= Your goal =
Gather every line from the entries below that includes "Markets".

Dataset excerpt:
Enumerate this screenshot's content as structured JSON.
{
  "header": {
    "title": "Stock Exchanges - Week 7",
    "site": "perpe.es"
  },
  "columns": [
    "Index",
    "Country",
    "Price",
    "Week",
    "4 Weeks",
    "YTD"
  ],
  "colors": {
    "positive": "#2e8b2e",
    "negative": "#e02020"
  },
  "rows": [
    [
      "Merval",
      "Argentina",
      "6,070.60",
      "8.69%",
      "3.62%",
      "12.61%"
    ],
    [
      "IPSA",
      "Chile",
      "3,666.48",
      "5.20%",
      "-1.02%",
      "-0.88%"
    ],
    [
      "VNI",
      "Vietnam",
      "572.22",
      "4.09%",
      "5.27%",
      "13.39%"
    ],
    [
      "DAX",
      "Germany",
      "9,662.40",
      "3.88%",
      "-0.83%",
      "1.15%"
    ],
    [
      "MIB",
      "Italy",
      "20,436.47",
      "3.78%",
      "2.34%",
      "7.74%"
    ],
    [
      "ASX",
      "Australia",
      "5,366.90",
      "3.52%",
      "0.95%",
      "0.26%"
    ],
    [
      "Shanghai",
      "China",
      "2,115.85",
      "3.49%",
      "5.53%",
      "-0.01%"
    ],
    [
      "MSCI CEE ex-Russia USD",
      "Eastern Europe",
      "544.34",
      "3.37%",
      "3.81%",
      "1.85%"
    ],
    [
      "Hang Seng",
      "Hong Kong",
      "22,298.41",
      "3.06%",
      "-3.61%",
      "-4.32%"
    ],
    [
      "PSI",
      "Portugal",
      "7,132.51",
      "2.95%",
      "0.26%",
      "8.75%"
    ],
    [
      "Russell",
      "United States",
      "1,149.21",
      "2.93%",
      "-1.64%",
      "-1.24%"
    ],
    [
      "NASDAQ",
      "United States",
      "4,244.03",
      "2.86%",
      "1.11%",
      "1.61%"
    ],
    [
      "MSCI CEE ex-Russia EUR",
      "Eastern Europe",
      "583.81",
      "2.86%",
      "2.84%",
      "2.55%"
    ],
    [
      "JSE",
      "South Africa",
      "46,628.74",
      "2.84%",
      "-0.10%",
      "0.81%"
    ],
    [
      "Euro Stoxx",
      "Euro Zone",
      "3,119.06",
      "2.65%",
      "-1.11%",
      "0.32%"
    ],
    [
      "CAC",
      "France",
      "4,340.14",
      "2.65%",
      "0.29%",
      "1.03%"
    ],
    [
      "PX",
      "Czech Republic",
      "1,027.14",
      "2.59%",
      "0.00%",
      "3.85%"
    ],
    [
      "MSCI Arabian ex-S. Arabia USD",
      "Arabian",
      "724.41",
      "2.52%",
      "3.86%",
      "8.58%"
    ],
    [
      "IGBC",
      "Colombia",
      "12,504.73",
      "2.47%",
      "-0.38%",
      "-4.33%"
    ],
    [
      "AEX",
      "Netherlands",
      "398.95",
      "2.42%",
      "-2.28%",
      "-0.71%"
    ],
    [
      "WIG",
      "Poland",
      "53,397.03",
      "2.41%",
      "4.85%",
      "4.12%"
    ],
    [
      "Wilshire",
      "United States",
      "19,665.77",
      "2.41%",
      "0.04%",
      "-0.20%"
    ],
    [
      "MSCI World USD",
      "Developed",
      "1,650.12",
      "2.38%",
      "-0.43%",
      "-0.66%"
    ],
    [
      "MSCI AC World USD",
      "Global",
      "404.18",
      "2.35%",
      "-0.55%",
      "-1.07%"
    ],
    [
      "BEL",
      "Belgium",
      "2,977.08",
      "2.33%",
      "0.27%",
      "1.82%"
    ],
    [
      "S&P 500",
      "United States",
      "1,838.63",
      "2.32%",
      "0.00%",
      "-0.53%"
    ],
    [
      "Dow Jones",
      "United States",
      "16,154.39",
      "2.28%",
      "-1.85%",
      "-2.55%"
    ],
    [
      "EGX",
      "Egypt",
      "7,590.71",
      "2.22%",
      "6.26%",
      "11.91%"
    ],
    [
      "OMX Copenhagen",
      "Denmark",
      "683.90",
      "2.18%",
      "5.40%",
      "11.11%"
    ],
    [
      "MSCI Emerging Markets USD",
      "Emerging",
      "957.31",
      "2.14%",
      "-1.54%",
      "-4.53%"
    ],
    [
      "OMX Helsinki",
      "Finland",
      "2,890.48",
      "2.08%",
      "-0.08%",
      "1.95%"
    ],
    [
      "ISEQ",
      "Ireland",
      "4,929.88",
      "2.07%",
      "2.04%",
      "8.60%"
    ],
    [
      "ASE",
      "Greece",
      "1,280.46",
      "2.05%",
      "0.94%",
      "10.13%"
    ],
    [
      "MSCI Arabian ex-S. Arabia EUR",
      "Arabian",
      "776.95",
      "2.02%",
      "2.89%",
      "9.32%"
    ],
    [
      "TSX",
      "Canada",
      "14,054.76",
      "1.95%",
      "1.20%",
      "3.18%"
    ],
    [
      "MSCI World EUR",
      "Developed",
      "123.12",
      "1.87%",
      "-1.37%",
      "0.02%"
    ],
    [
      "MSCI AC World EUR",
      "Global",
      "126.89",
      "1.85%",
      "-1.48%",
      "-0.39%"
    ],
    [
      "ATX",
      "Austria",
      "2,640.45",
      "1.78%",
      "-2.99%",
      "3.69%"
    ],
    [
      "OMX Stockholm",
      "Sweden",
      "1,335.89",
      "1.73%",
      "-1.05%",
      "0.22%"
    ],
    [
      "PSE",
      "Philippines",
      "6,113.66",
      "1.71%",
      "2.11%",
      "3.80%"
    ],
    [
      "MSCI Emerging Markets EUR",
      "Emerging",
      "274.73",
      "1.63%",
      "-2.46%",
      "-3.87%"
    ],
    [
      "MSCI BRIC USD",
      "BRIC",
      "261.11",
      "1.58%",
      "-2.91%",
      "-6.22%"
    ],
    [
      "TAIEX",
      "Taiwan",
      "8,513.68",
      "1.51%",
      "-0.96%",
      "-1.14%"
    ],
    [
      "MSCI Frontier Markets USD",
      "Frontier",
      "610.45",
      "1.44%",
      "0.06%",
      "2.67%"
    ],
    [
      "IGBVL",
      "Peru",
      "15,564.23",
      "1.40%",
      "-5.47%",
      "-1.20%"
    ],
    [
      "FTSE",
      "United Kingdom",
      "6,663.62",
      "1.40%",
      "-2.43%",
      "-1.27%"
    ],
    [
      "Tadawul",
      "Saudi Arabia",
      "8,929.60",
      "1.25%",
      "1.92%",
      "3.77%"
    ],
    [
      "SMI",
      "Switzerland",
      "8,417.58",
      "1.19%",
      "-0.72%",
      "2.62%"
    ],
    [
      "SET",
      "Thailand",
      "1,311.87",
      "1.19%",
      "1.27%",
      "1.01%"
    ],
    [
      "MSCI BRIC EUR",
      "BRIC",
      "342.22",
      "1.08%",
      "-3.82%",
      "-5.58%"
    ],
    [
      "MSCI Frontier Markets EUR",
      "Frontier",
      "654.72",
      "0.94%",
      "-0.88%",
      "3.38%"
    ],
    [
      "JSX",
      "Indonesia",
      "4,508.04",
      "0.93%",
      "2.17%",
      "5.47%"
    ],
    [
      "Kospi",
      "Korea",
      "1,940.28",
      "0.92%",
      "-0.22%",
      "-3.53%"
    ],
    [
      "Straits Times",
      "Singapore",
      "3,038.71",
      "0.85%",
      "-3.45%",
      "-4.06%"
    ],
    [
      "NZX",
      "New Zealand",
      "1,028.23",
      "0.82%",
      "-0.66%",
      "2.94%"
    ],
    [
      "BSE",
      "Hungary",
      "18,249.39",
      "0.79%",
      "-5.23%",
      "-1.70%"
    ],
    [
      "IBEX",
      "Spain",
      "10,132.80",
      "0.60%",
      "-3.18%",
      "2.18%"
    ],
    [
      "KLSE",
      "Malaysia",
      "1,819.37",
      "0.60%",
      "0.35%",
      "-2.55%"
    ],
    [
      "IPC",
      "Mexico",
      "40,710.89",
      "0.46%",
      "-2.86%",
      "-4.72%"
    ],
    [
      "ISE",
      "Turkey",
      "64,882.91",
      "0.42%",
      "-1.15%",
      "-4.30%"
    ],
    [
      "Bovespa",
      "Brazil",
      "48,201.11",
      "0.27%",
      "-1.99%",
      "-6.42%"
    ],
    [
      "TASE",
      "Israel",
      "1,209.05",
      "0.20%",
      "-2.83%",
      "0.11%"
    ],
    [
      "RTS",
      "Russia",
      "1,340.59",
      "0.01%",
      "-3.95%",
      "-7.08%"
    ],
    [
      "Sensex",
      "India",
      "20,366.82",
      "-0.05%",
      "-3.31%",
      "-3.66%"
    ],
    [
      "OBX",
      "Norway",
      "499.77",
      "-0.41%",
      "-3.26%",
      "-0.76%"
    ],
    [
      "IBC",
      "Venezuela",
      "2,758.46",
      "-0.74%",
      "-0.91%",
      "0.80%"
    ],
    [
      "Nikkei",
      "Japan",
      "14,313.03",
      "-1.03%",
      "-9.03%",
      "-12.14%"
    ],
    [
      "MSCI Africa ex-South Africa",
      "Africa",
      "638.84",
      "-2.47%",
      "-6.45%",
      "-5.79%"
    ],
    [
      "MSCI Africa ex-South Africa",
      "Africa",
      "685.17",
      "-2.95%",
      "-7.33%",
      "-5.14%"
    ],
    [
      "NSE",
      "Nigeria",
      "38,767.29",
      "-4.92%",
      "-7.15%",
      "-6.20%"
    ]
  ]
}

= Complete output =
      "MSCI Emerging Markets USD",
      "MSCI Emerging Markets EUR",
      "MSCI Frontier Markets USD",
      "MSCI Frontier Markets EUR",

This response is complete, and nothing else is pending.